**Exercise description**
Quote the listing below in its entirety.

(Records contained in a dataset)
====

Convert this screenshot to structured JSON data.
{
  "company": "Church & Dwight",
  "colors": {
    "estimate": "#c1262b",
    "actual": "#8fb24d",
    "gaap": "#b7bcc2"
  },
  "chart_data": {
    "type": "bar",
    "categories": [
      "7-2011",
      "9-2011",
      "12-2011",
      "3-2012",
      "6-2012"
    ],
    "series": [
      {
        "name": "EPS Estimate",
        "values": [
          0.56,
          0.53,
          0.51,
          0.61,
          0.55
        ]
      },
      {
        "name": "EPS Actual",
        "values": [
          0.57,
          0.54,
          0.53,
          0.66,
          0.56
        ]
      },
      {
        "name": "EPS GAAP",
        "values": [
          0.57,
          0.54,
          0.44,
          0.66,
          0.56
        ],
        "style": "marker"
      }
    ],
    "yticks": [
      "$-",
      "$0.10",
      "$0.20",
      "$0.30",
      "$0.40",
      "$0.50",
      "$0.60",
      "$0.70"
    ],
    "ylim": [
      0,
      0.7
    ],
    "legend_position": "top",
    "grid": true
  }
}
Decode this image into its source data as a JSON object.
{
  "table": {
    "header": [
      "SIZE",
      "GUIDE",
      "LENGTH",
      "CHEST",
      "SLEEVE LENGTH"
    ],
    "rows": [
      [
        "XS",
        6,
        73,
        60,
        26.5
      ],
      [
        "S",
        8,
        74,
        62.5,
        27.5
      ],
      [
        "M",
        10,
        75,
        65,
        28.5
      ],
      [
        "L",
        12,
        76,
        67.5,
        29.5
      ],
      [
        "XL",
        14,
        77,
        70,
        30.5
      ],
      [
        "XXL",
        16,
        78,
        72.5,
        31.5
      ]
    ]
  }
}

====

**Exercise response**
Convert this screenshot to structured JSON data.
{
  "company": "Church & Dwight",
  "colors": {
    "estimate": "#c1262b",
    "actual": "#8fb24d",
    "gaap": "#b7bcc2"
  },
  "chart_data": {
    "type": "bar",
    "categories": [
      "7-2011",
      "9-2011",
      "12-2011",
      "3-2012",
      "6-2012"
    ],
    "series": [
      {
        "name": "EPS Estimate",
        "values": [
          0.56,
          0.53,
          0.51,
          0.61,
          0.55
        ]
      },
      {
        "name": "EPS Actual",
        "values": [
          0.57,
          0.54,
          0.53,
          0.66,
          0.56
        ]
      },
      {
        "name": "EPS GAAP",
        "values": [
          0.57,
          0.54,
          0.44,
          0.66,
          0.56
        ],
        "style": "marker"
      }
    ],
    "yticks": [
      "$-",
      "$0.10",
      "$0.20",
      "$0.30",
      "$0.40",
      "$0.50",
      "$0.60",
      "$0.70"
    ],
    "ylim": [
      0,
      0.7
    ],
    "legend_position": "top",
    "grid": true
  }
}
Decode this image into its source data as a JSON object.
{
  "table": {
    "header": [
      "SIZE",
      "GUIDE",
      "LENGTH",
      "CHEST",
      "SLEEVE LENGTH"
    ],
    "rows": [
      [
        "XS",
        6,
        73,
        60,
        26.5
      ],
      [
        "S",
        8,
        74,
        62.5,
        27.5
      ],
      [
        "M",
        10,
        75,
        65,
        28.5
      ],
      [
        "L",
        12,
        76,
        67.5,
        29.5
      ],
      [
        "XL",
        14,
        77,
        70,
        30.5
      ],
      [
        "XXL",
        16,
        78,
        72.5,
        31.5
      ]
    ]
  }
}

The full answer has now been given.